## TASK STATEMENT:
Every entry that follows should be repeated exactly; drop the images.

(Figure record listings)
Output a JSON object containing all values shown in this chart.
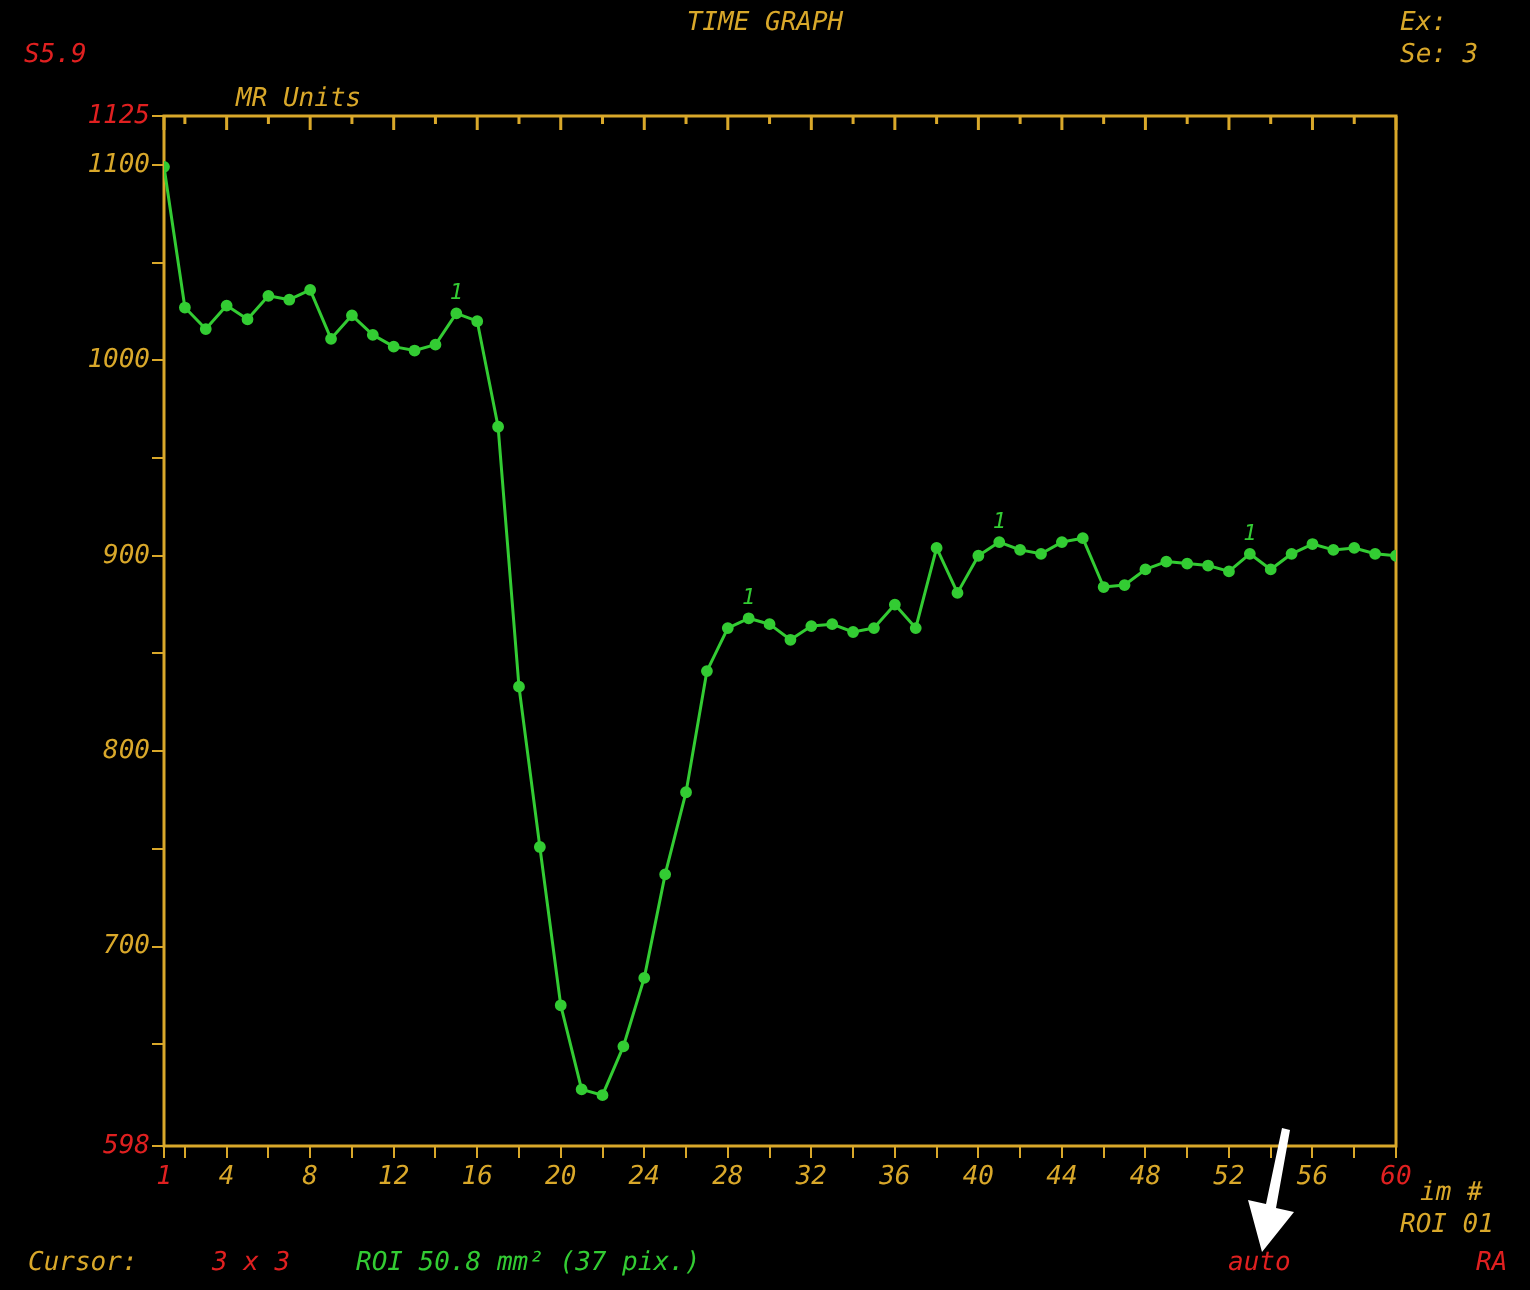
{
  "chart_data": {
    "type": "line",
    "title": "TIME GRAPH",
    "ylabel": "MR Units",
    "xlabel": "im #",
    "x": [
      1,
      2,
      3,
      4,
      5,
      6,
      7,
      8,
      9,
      10,
      11,
      12,
      13,
      14,
      15,
      16,
      17,
      18,
      19,
      20,
      21,
      22,
      23,
      24,
      25,
      26,
      27,
      28,
      29,
      30,
      31,
      32,
      33,
      34,
      35,
      36,
      37,
      38,
      39,
      40,
      41,
      42,
      43,
      44,
      45,
      46,
      47,
      48,
      49,
      50,
      51,
      52,
      53,
      54,
      55,
      56,
      57,
      58,
      59,
      60
    ],
    "series": [
      {
        "color": "#33cc33",
        "values": [
          1099,
          1027,
          1016,
          1028,
          1021,
          1033,
          1031,
          1036,
          1011,
          1023,
          1013,
          1007,
          1005,
          1008,
          1024,
          1020,
          966,
          833,
          751,
          670,
          627,
          624,
          649,
          684,
          737,
          779,
          841,
          863,
          868,
          865,
          857,
          864,
          865,
          861,
          863,
          875,
          863,
          904,
          881,
          900,
          907,
          903,
          901,
          907,
          909,
          884,
          885,
          893,
          897,
          896,
          895,
          892,
          901,
          893,
          901,
          906,
          903,
          904,
          901,
          900
        ]
      }
    ],
    "xlim": [
      1,
      60
    ],
    "ylim": [
      598,
      1125
    ],
    "xticks": [
      1,
      {
        "value": 2,
        "label": null
      },
      4,
      {
        "value": 6,
        "label": null
      },
      8,
      {
        "value": 10,
        "label": null
      },
      12,
      {
        "value": 14,
        "label": null
      },
      16,
      {
        "value": 18,
        "label": null
      },
      20,
      {
        "value": 22,
        "label": null
      },
      24,
      {
        "value": 26,
        "label": null
      },
      28,
      {
        "value": 30,
        "label": null
      },
      32,
      {
        "value": 34,
        "label": null
      },
      36,
      {
        "value": 38,
        "label": null
      },
      40,
      {
        "value": 42,
        "label": null
      },
      44,
      {
        "value": 46,
        "label": null
      },
      48,
      {
        "value": 50,
        "label": null
      },
      52,
      {
        "value": 54,
        "label": null
      },
      56,
      {
        "value": 58,
        "label": null
      },
      60
    ],
    "yticks": [
      598,
      {
        "value": 650,
        "label": null
      },
      700,
      {
        "value": 750,
        "label": null
      },
      800,
      {
        "value": 850,
        "label": null
      },
      900,
      {
        "value": 950,
        "label": null
      },
      1000,
      {
        "value": 1050,
        "label": null
      },
      1100,
      1125
    ],
    "grid": false,
    "legend": false,
    "marker": "circle",
    "line_style": "solid",
    "annotations": [
      "S5.9",
      "Ex:",
      "Se: 3",
      "Cursor:",
      "3 x 3",
      "ROI 50.8 mm² (37 pix.)",
      "auto",
      "ROI 01",
      "RA",
      {
        "text": "1",
        "x": 15,
        "y": 1024
      },
      {
        "text": "1",
        "x": 29,
        "y": 868
      },
      {
        "text": "1",
        "x": 41,
        "y": 907
      },
      {
        "text": "1",
        "x": 53,
        "y": 901
      }
    ]
  }
}
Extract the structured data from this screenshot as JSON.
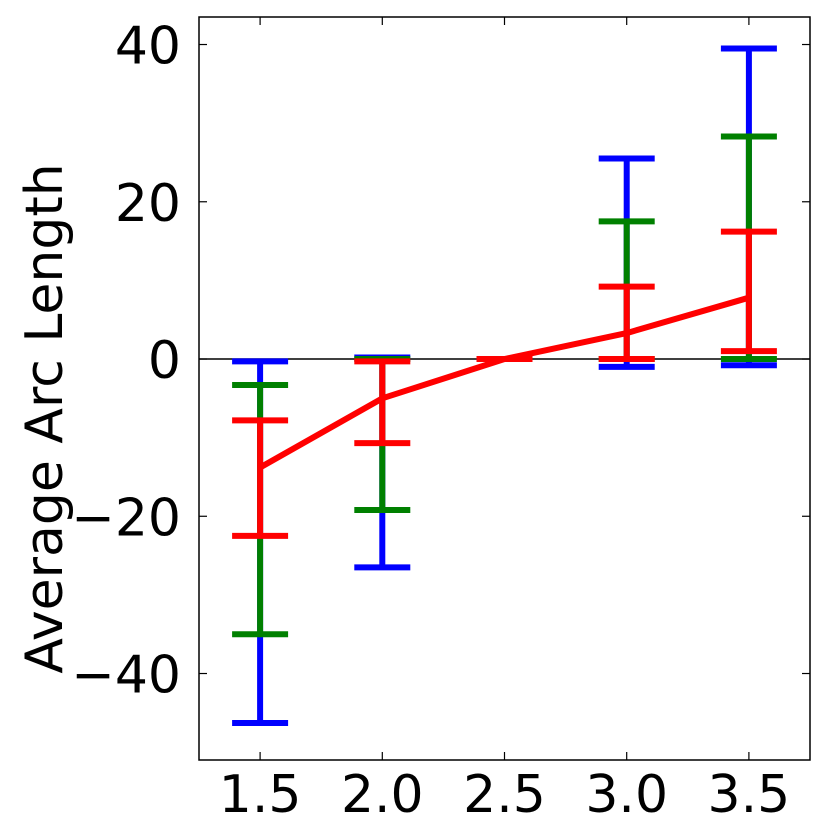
{
  "chart_data": {
    "type": "line",
    "title": "",
    "xlabel": "",
    "ylabel": "Average Arc Length",
    "x": [
      1.5,
      2.0,
      2.5,
      3.0,
      3.5
    ],
    "x_tick_labels": [
      "1.5",
      "2.0",
      "2.5",
      "3.0",
      "3.5"
    ],
    "y_ticks": [
      40,
      20,
      0,
      -20,
      -40
    ],
    "y_tick_labels": [
      "40",
      "20",
      "0",
      "−20",
      "−40"
    ],
    "xlim": [
      1.25,
      3.75
    ],
    "ylim": [
      -51,
      43.5
    ],
    "zero_line": true,
    "grid": false,
    "series": [
      {
        "color": "#0000ff",
        "kind": "errorbar",
        "lower": [
          -46.3,
          -26.5,
          0.0,
          -1.0,
          -0.8
        ],
        "upper": [
          -0.3,
          0.2,
          0.0,
          25.5,
          39.5
        ]
      },
      {
        "color": "#008000",
        "kind": "errorbar",
        "lower": [
          -35.0,
          -19.2,
          0.0,
          0.0,
          0.0
        ],
        "upper": [
          -3.3,
          0.0,
          0.0,
          17.5,
          28.3
        ]
      },
      {
        "color": "#ff0000",
        "kind": "errorbar+line",
        "values": [
          -13.8,
          -5.0,
          0.0,
          3.3,
          7.8
        ],
        "lower": [
          -22.5,
          -10.7,
          0.0,
          0.0,
          1.0
        ],
        "upper": [
          -7.8,
          -0.3,
          0.0,
          9.2,
          16.2
        ]
      }
    ]
  }
}
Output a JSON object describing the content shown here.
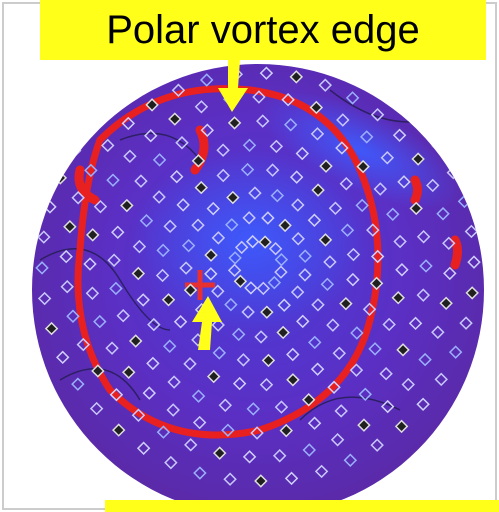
{
  "annotation": {
    "label": "Polar vortex edge"
  }
}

## SOLVED EXERCISE:
Output a JSON object containing all values shown in this chart.
{
  "chart_data": {
    "type": "line",
    "title": "TIME GRAPH",
    "ylabel": "MR Units",
    "xlabel": "im #",
    "x": [
      1,
      2,
      3,
      4,
      5,
      6,
      7,
      8,
      9,
      10,
      11,
      12,
      13,
      14,
      15,
      16,
      17,
      18,
      19,
      20,
      21,
      22,
      23,
      24,
      25,
      26,
      27,
      28,
      29,
      30,
      31,
      32,
      33,
      34,
      35,
      36,
      37,
      38,
      39,
      40,
      41,
      42,
      43,
      44,
      45,
      46,
      47,
      48,
      49,
      50,
      51,
      52,
      53,
      54,
      55,
      56,
      57,
      58,
      59,
      60
    ],
    "series": [
      {
        "color": "#33cc33",
        "values": [
          1099,
          1027,
          1016,
          1028,
          1021,
          1033,
          1031,
          1036,
          1011,
          1023,
          1013,
          1007,
          1005,
          1008,
          1024,
          1020,
          966,
          833,
          751,
          670,
          627,
          624,
          649,
          684,
          737,
          779,
          841,
          863,
          868,
          865,
          857,
          864,
          865,
          861,
          863,
          875,
          863,
          904,
          881,
          900,
          907,
          903,
          901,
          907,
          909,
          884,
          885,
          893,
          897,
          896,
          895,
          892,
          901,
          893,
          901,
          906,
          903,
          904,
          901,
          900
        ]
      }
    ],
    "xlim": [
      1,
      60
    ],
    "ylim": [
      598,
      1125
    ],
    "xticks": [
      1,
      {
        "value": 2,
        "label": null
      },
      4,
      {
        "value": 6,
        "label": null
      },
      8,
      {
        "value": 10,
        "label": null
      },
      12,
      {
        "value": 14,
        "label": null
      },
      16,
      {
        "value": 18,
        "label": null
      },
      20,
      {
        "value": 22,
        "label": null
      },
      24,
      {
        "value": 26,
        "label": null
      },
      28,
      {
        "value": 30,
        "label": null
      },
      32,
      {
        "value": 34,
        "label": null
      },
      36,
      {
        "value": 38,
        "label": null
      },
      40,
      {
        "value": 42,
        "label": null
      },
      44,
      {
        "value": 46,
        "label": null
      },
      48,
      {
        "value": 50,
        "label": null
      },
      52,
      {
        "value": 54,
        "label": null
      },
      56,
      {
        "value": 58,
        "label": null
      },
      60
    ],
    "yticks": [
      598,
      {
        "value": 650,
        "label": null
      },
      700,
      {
        "value": 750,
        "label": null
      },
      800,
      {
        "value": 850,
        "label": null
      },
      900,
      {
        "value": 950,
        "label": null
      },
      1000,
      {
        "value": 1050,
        "label": null
      },
      1100,
      1125
    ],
    "grid": false,
    "legend": false,
    "marker": "circle",
    "line_style": "solid",
    "annotations": [
      "S5.9",
      "Ex:",
      "Se: 3",
      "Cursor:",
      "3 x 3",
      "ROI 50.8 mm² (37 pix.)",
      "auto",
      "ROI 01",
      "RA",
      {
        "text": "1",
        "x": 15,
        "y": 1024
      },
      {
        "text": "1",
        "x": 29,
        "y": 868
      },
      {
        "text": "1",
        "x": 41,
        "y": 907
      },
      {
        "text": "1",
        "x": 53,
        "y": 901
      }
    ]
  }
}
Extract the structured data from this screenshot as JSON.
{
  "chart_data": {
    "type": "line",
    "title": "",
    "xlabel": "",
    "ylabel": "Average Arc Length",
    "x": [
      1.5,
      2.0,
      2.5,
      3.0,
      3.5
    ],
    "x_tick_labels": [
      "1.5",
      "2.0",
      "2.5",
      "3.0",
      "3.5"
    ],
    "y_ticks": [
      40,
      20,
      0,
      -20,
      -40
    ],
    "y_tick_labels": [
      "40",
      "20",
      "0",
      "−20",
      "−40"
    ],
    "xlim": [
      1.25,
      3.75
    ],
    "ylim": [
      -51,
      43.5
    ],
    "zero_line": true,
    "grid": false,
    "series": [
      {
        "color": "#0000ff",
        "kind": "errorbar",
        "lower": [
          -46.3,
          -26.5,
          0.0,
          -1.0,
          -0.8
        ],
        "upper": [
          -0.3,
          0.2,
          0.0,
          25.5,
          39.5
        ]
      },
      {
        "color": "#008000",
        "kind": "errorbar",
        "lower": [
          -35.0,
          -19.2,
          0.0,
          0.0,
          0.0
        ],
        "upper": [
          -3.3,
          0.0,
          0.0,
          17.5,
          28.3
        ]
      },
      {
        "color": "#ff0000",
        "kind": "errorbar+line",
        "values": [
          -13.8,
          -5.0,
          0.0,
          3.3,
          7.8
        ],
        "lower": [
          -22.5,
          -10.7,
          0.0,
          0.0,
          1.0
        ],
        "upper": [
          -7.8,
          -0.3,
          0.0,
          9.2,
          16.2
        ]
      }
    ]
  }
}
Output a JSON object describing the content shown here.
{
  "annotation": {
    "label": "Polar vortex edge"
  }
}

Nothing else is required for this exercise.